## PROVIDED INFORMATION
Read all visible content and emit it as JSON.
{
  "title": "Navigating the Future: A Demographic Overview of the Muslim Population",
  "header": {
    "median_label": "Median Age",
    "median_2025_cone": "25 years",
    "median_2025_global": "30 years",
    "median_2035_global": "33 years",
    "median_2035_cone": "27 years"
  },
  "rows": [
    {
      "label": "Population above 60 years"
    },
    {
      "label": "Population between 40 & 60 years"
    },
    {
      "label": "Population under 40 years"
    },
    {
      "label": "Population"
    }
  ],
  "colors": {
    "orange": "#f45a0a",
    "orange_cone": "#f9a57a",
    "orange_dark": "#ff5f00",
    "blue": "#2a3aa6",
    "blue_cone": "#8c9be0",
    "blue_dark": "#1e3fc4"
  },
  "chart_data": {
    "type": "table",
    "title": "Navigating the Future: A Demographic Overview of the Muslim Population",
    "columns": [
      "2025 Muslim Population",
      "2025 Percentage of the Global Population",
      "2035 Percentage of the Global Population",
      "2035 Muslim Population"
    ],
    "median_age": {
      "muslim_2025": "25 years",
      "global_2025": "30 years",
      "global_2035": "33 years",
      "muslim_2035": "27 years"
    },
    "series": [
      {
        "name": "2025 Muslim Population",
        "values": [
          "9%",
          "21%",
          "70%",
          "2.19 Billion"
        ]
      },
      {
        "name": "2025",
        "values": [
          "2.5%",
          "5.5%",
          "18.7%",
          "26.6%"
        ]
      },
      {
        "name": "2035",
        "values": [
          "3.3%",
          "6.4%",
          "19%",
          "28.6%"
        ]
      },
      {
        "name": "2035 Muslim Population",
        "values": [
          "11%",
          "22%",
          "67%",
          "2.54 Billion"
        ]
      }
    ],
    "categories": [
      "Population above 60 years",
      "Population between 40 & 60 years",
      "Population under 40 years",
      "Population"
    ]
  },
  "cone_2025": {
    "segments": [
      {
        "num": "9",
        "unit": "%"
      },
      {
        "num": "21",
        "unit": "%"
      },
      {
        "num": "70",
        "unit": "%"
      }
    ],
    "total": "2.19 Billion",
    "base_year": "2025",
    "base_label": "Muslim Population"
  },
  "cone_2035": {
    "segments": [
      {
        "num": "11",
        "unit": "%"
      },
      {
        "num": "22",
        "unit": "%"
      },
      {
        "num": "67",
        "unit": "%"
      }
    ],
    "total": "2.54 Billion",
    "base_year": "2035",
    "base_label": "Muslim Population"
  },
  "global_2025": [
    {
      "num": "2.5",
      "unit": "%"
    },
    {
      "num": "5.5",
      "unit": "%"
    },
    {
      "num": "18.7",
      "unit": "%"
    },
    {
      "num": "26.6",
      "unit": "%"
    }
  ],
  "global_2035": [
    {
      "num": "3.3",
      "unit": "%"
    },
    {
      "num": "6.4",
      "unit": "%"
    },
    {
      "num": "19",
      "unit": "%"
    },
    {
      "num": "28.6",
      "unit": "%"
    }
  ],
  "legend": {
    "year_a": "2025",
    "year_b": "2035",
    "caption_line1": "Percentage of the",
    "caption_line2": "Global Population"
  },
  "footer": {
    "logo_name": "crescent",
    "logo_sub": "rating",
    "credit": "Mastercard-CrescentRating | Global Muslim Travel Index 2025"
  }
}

## INSTRUCTIONS FOR THE TASK
Return all the lines that contain the string "Future".

## THE RESULT
  "title": "Navigating the Future: A Demographic Overview of the Muslim Population",
    "title": "Navigating the Future: A Demographic Overview of the Muslim Population",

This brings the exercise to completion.